Recorded data:
═══

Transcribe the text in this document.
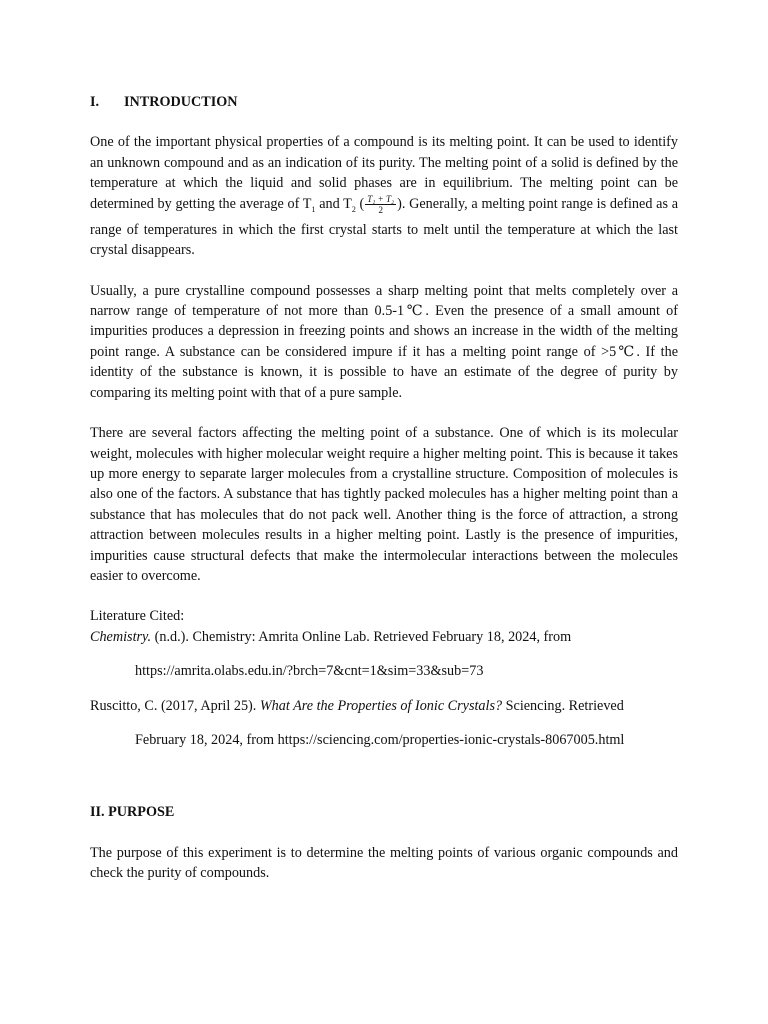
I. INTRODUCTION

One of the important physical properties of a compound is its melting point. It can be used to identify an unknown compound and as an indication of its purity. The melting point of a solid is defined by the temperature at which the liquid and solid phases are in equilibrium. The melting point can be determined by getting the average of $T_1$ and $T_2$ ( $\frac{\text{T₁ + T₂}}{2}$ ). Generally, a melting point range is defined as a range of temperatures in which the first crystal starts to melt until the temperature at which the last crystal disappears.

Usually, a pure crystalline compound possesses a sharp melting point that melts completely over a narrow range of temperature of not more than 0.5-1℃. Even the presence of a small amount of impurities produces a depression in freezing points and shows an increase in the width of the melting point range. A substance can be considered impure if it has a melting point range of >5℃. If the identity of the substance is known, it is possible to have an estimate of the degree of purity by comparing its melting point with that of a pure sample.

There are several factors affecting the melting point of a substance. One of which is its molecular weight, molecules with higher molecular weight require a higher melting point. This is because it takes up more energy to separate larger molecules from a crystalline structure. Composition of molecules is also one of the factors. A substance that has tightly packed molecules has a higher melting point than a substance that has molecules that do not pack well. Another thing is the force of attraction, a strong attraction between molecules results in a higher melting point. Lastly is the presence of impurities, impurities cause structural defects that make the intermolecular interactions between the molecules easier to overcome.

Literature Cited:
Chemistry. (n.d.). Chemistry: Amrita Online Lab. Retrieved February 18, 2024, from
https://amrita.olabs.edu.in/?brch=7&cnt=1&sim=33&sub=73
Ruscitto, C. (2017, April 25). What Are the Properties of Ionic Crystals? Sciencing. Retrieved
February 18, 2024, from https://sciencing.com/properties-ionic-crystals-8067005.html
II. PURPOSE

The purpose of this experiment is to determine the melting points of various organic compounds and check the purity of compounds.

═══

• Task to carry out:
Pick out every line holding the string "substance" and return it.

• Answer for this exercise:
Usually, a pure crystalline compound possesses a sharp melting point that melts completely over a narrow range of temperature of not more than 0.5-1℃. Even the presence of a small amount of impurities produces a depression in freezing points and shows an increase in the width of the melting point range. A substance can be considered impure if it has a melting point range of >5℃. If the identity of the substance is known, it is possible to have an estimate of the degree of purity by comparing its melting point with that of a pure sample.
There are several factors affecting the melting point of a substance. One of which is its molecular weight, molecules with higher molecular weight require a higher melting point. This is because it takes up more energy to separate larger molecules from a crystalline structure. Composition of molecules is also one of the factors. A substance that has tightly packed molecules has a higher melting point than a substance that has molecules that do not pack well. Another thing is the force of attraction, a strong attraction between molecules results in a higher melting point. Lastly is the presence of impurities, impurities cause structural defects that make the intermolecular interactions between the molecules easier to overcome.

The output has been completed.